-- start --
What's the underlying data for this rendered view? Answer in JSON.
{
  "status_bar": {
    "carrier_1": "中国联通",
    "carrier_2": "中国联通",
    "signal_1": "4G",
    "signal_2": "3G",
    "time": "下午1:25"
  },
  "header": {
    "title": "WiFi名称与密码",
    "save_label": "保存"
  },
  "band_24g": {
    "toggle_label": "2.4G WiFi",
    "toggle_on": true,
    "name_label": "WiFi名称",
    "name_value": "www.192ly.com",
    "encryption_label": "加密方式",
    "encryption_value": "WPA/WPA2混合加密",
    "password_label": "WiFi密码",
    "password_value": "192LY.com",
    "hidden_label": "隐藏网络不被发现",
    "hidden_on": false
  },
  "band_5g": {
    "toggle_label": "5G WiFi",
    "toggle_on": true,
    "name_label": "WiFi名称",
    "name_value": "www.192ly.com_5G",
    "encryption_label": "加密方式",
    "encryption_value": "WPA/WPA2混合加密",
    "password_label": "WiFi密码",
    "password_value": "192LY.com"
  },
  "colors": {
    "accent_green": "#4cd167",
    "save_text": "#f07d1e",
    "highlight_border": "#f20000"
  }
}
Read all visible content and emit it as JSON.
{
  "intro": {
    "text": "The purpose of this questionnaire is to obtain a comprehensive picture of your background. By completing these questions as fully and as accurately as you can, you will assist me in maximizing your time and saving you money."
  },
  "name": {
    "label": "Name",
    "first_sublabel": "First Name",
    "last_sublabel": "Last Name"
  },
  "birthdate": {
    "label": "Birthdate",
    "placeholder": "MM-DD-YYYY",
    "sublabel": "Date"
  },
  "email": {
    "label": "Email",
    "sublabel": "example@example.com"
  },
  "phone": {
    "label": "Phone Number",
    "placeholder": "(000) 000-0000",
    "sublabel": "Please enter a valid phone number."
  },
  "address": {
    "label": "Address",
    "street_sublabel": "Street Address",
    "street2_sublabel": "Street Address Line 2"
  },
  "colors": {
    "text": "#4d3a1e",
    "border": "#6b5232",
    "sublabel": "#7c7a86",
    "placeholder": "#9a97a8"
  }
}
-- end --
**Short problem:**
Go through the records and gather the lines that hold "placeholder".

**Expected answer:**
    "placeholder": "MM-DD-YYYY",
    "placeholder": "(000) 000-0000",
    "placeholder": "#9a97a8"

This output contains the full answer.